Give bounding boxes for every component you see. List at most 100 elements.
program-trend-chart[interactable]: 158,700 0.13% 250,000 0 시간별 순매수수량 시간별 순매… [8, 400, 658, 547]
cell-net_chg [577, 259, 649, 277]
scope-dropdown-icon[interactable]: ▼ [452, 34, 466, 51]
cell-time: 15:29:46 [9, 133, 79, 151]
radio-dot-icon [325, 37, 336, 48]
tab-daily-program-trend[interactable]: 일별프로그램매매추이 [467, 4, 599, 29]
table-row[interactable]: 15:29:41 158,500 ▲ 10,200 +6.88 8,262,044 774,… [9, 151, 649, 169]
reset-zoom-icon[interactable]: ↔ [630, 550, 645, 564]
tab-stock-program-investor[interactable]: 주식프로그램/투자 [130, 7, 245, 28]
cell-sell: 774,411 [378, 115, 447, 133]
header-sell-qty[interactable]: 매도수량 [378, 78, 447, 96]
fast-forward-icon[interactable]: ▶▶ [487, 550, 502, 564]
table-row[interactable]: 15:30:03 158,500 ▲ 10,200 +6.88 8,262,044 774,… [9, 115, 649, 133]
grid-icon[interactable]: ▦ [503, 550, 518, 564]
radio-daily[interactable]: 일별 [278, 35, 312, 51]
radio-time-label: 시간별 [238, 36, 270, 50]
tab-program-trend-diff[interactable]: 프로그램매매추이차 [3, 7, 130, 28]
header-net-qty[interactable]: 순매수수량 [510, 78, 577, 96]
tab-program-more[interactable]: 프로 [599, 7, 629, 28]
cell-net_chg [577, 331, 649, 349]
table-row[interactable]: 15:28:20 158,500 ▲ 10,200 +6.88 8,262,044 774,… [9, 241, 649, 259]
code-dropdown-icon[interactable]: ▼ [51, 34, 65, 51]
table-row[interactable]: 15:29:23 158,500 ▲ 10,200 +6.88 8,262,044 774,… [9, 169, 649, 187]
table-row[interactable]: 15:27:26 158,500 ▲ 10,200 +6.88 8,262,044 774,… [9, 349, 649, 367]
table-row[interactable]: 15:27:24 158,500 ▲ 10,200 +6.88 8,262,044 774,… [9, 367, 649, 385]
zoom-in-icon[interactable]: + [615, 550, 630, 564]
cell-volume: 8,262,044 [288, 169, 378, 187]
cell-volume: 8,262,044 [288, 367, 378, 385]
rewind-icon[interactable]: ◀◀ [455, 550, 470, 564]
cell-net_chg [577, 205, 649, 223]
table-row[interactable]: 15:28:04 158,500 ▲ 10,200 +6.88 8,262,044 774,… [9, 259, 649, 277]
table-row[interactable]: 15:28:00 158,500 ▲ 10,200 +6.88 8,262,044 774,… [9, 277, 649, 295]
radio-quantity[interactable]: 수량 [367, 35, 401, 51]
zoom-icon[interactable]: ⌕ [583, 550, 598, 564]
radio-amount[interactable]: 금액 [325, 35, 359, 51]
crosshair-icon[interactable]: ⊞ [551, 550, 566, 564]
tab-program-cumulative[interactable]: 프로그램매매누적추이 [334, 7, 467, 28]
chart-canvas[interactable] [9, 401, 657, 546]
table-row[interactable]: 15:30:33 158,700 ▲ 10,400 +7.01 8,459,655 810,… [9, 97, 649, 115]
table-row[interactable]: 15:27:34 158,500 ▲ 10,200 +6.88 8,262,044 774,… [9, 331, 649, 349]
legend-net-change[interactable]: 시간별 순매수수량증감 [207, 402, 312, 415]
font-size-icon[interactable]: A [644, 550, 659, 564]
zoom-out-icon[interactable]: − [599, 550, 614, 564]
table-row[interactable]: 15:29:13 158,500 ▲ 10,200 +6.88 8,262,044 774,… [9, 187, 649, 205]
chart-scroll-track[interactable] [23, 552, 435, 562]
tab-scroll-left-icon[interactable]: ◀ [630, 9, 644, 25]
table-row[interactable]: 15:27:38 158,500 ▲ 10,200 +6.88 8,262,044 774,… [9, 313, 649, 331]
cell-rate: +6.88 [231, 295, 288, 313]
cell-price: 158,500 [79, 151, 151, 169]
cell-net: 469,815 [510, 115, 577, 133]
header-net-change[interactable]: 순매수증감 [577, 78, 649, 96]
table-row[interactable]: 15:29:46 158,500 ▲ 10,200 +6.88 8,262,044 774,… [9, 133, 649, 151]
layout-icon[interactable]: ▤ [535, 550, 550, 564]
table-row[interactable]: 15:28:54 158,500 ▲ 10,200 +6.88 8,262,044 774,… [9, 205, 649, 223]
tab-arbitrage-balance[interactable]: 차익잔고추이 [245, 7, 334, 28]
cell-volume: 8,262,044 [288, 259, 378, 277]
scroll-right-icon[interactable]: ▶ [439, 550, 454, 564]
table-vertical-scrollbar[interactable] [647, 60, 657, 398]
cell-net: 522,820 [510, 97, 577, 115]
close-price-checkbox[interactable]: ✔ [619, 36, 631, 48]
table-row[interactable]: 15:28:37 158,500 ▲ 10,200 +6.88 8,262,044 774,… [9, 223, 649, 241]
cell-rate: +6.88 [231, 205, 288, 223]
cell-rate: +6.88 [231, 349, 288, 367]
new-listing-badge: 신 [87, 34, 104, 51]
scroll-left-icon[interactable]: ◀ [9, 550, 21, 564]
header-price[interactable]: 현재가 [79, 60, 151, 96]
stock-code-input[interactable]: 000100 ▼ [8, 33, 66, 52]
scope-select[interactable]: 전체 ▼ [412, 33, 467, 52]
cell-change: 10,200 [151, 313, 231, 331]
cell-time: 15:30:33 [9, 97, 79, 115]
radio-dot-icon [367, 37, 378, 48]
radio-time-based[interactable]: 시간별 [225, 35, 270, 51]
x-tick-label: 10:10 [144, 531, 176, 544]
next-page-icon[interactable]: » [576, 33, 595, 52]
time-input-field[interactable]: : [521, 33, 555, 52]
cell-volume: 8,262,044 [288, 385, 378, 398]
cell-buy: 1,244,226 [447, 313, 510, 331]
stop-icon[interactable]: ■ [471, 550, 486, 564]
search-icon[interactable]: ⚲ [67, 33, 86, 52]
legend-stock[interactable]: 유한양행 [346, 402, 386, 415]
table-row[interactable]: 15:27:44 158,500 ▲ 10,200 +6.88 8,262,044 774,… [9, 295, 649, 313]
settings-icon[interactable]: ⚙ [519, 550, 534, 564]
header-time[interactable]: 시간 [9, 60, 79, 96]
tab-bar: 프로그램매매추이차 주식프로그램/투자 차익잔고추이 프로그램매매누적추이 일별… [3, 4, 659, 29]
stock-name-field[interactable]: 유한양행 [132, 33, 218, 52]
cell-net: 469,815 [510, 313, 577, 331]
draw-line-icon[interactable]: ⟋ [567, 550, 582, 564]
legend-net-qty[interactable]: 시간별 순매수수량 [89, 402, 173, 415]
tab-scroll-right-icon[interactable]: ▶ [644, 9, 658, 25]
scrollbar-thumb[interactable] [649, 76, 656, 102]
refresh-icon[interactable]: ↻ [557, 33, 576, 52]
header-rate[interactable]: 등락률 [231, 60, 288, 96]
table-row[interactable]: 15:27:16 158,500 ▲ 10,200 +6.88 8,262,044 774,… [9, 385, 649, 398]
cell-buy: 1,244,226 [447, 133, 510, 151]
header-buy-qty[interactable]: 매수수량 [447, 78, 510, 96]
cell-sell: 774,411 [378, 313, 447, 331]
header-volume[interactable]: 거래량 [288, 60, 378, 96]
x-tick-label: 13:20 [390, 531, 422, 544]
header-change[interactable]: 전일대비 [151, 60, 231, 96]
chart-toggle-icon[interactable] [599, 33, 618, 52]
........
> **Required task**
Reproduce all of the material above word for word, keeping every line unchanged.

> **Reply to the exercise**
Give bounding boxes for every component you see. List at most 100 elements.
program-trend-chart[interactable]: 158,700 0.13% 250,000 0 시간별 순매수수량 시간별 순매… [8, 400, 658, 547]
cell-net_chg [577, 259, 649, 277]
scope-dropdown-icon[interactable]: ▼ [452, 34, 466, 51]
cell-time: 15:29:46 [9, 133, 79, 151]
radio-dot-icon [325, 37, 336, 48]
tab-daily-program-trend[interactable]: 일별프로그램매매추이 [467, 4, 599, 29]
table-row[interactable]: 15:29:41 158,500 ▲ 10,200 +6.88 8,262,044 774,… [9, 151, 649, 169]
reset-zoom-icon[interactable]: ↔ [630, 550, 645, 564]
tab-stock-program-investor[interactable]: 주식프로그램/투자 [130, 7, 245, 28]
cell-sell: 774,411 [378, 115, 447, 133]
header-sell-qty[interactable]: 매도수량 [378, 78, 447, 96]
fast-forward-icon[interactable]: ▶▶ [487, 550, 502, 564]
table-row[interactable]: 15:30:03 158,500 ▲ 10,200 +6.88 8,262,044 774,… [9, 115, 649, 133]
grid-icon[interactable]: ▦ [503, 550, 518, 564]
radio-daily[interactable]: 일별 [278, 35, 312, 51]
radio-time-label: 시간별 [238, 36, 270, 50]
tab-program-trend-diff[interactable]: 프로그램매매추이차 [3, 7, 130, 28]
header-net-qty[interactable]: 순매수수량 [510, 78, 577, 96]
tab-program-more[interactable]: 프로 [599, 7, 629, 28]
cell-net_chg [577, 331, 649, 349]
table-row[interactable]: 15:28:20 158,500 ▲ 10,200 +6.88 8,262,044 774,… [9, 241, 649, 259]
code-dropdown-icon[interactable]: ▼ [51, 34, 65, 51]
table-row[interactable]: 15:29:23 158,500 ▲ 10,200 +6.88 8,262,044 774,… [9, 169, 649, 187]
table-row[interactable]: 15:27:26 158,500 ▲ 10,200 +6.88 8,262,044 774,… [9, 349, 649, 367]
table-row[interactable]: 15:27:24 158,500 ▲ 10,200 +6.88 8,262,044 774,… [9, 367, 649, 385]
zoom-in-icon[interactable]: + [615, 550, 630, 564]
cell-volume: 8,262,044 [288, 169, 378, 187]
cell-volume: 8,262,044 [288, 367, 378, 385]
rewind-icon[interactable]: ◀◀ [455, 550, 470, 564]
cell-net_chg [577, 205, 649, 223]
table-row[interactable]: 15:28:04 158,500 ▲ 10,200 +6.88 8,262,044 774,… [9, 259, 649, 277]
table-row[interactable]: 15:28:00 158,500 ▲ 10,200 +6.88 8,262,044 774,… [9, 277, 649, 295]
radio-quantity[interactable]: 수량 [367, 35, 401, 51]
zoom-icon[interactable]: ⌕ [583, 550, 598, 564]
radio-amount[interactable]: 금액 [325, 35, 359, 51]
crosshair-icon[interactable]: ⊞ [551, 550, 566, 564]
tab-program-cumulative[interactable]: 프로그램매매누적추이 [334, 7, 467, 28]
chart-canvas[interactable] [9, 401, 657, 546]
table-row[interactable]: 15:30:33 158,700 ▲ 10,400 +7.01 8,459,655 810,… [9, 97, 649, 115]
table-row[interactable]: 15:27:34 158,500 ▲ 10,200 +6.88 8,262,044 774,… [9, 331, 649, 349]
legend-net-change[interactable]: 시간별 순매수수량증감 [207, 402, 312, 415]
font-size-icon[interactable]: A [644, 550, 659, 564]
zoom-out-icon[interactable]: − [599, 550, 614, 564]
table-row[interactable]: 15:29:13 158,500 ▲ 10,200 +6.88 8,262,044 774,… [9, 187, 649, 205]
chart-scroll-track[interactable] [23, 552, 435, 562]
tab-scroll-left-icon[interactable]: ◀ [630, 9, 644, 25]
table-row[interactable]: 15:27:38 158,500 ▲ 10,200 +6.88 8,262,044 774,… [9, 313, 649, 331]
cell-rate: +6.88 [231, 295, 288, 313]
cell-price: 158,500 [79, 151, 151, 169]
cell-net: 469,815 [510, 115, 577, 133]
header-net-change[interactable]: 순매수증감 [577, 78, 649, 96]
table-row[interactable]: 15:29:46 158,500 ▲ 10,200 +6.88 8,262,044 774,… [9, 133, 649, 151]
layout-icon[interactable]: ▤ [535, 550, 550, 564]
table-row[interactable]: 15:28:54 158,500 ▲ 10,200 +6.88 8,262,044 774,… [9, 205, 649, 223]
tab-arbitrage-balance[interactable]: 차익잔고추이 [245, 7, 334, 28]
cell-volume: 8,262,044 [288, 259, 378, 277]
scroll-right-icon[interactable]: ▶ [439, 550, 454, 564]
table-vertical-scrollbar[interactable] [647, 60, 657, 398]
cell-net: 522,820 [510, 97, 577, 115]
close-price-checkbox[interactable]: ✔ [619, 36, 631, 48]
table-row[interactable]: 15:28:37 158,500 ▲ 10,200 +6.88 8,262,044 774,… [9, 223, 649, 241]
cell-rate: +6.88 [231, 205, 288, 223]
cell-rate: +6.88 [231, 349, 288, 367]
new-listing-badge: 신 [87, 34, 104, 51]
scroll-left-icon[interactable]: ◀ [9, 550, 21, 564]
header-price[interactable]: 현재가 [79, 60, 151, 96]
stock-code-input[interactable]: 000100 ▼ [8, 33, 66, 52]
scope-select[interactable]: 전체 ▼ [412, 33, 467, 52]
cell-change: 10,200 [151, 313, 231, 331]
cell-time: 15:30:33 [9, 97, 79, 115]
radio-dot-icon [367, 37, 378, 48]
radio-time-based[interactable]: 시간별 [225, 35, 270, 51]
x-tick-label: 10:10 [144, 531, 176, 544]
next-page-icon[interactable]: » [576, 33, 595, 52]
time-input-field[interactable]: : [521, 33, 555, 52]
cell-volume: 8,262,044 [288, 385, 378, 398]
cell-buy: 1,244,226 [447, 313, 510, 331]
stop-icon[interactable]: ■ [471, 550, 486, 564]
search-icon[interactable]: ⚲ [67, 33, 86, 52]
legend-stock[interactable]: 유한양행 [346, 402, 386, 415]
table-row[interactable]: 15:27:44 158,500 ▲ 10,200 +6.88 8,262,044 774,… [9, 295, 649, 313]
settings-icon[interactable]: ⚙ [519, 550, 534, 564]
header-time[interactable]: 시간 [9, 60, 79, 96]
tab-bar: 프로그램매매추이차 주식프로그램/투자 차익잔고추이 프로그램매매누적추이 일별… [3, 4, 659, 29]
stock-name-field[interactable]: 유한양행 [132, 33, 218, 52]
cell-net: 469,815 [510, 313, 577, 331]
draw-line-icon[interactable]: ⟋ [567, 550, 582, 564]
legend-net-qty[interactable]: 시간별 순매수수량 [89, 402, 173, 415]
tab-scroll-right-icon[interactable]: ▶ [644, 9, 658, 25]
scrollbar-thumb[interactable] [649, 76, 656, 102]
refresh-icon[interactable]: ↻ [557, 33, 576, 52]
header-rate[interactable]: 등락률 [231, 60, 288, 96]
table-row[interactable]: 15:27:16 158,500 ▲ 10,200 +6.88 8,262,044 774,… [9, 385, 649, 398]
cell-buy: 1,244,226 [447, 133, 510, 151]
header-buy-qty[interactable]: 매수수량 [447, 78, 510, 96]
cell-sell: 774,411 [378, 313, 447, 331]
header-volume[interactable]: 거래량 [288, 60, 378, 96]
x-tick-label: 13:20 [390, 531, 422, 544]
header-change[interactable]: 전일대비 [151, 60, 231, 96]
chart-toggle-icon[interactable] [599, 33, 618, 52]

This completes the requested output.